── MATERIAL SHOWN

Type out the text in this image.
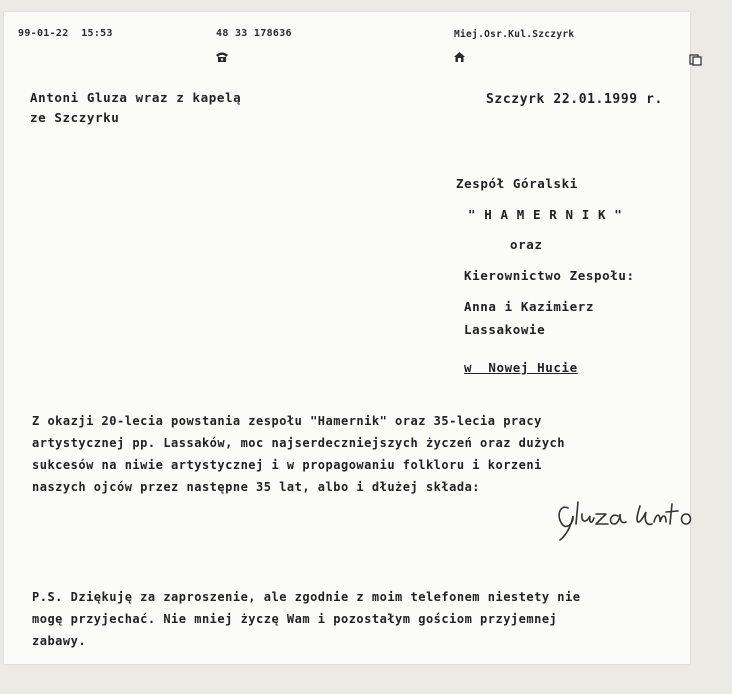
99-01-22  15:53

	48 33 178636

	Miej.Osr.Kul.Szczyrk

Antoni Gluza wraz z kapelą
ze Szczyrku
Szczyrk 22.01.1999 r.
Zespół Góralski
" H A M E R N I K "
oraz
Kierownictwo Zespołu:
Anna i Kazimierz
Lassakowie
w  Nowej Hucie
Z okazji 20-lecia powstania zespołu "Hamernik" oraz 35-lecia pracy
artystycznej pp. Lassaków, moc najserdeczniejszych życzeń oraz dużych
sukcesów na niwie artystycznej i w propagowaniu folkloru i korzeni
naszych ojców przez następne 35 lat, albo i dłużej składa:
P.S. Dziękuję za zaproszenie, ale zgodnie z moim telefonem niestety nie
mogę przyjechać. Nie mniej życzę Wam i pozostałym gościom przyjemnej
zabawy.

────

**WORK REQUIRED:** Using the material above, return every line exactly as it appears, minus the pictures.

**ANSWER TO THE TASK:**
Type out the text in this image.
99-01-22  15:53

	48 33 178636

	Miej.Osr.Kul.Szczyrk

Antoni Gluza wraz z kapelą
ze Szczyrku
Szczyrk 22.01.1999 r.
Zespół Góralski
" H A M E R N I K "
oraz
Kierownictwo Zespołu:
Anna i Kazimierz
Lassakowie
w  Nowej Hucie
Z okazji 20-lecia powstania zespołu "Hamernik" oraz 35-lecia pracy
artystycznej pp. Lassaków, moc najserdeczniejszych życzeń oraz dużych
sukcesów na niwie artystycznej i w propagowaniu folkloru i korzeni
naszych ojców przez następne 35 lat, albo i dłużej składa:
P.S. Dziękuję za zaproszenie, ale zgodnie z moim telefonem niestety nie
mogę przyjechać. Nie mniej życzę Wam i pozostałym gościom przyjemnej
zabawy.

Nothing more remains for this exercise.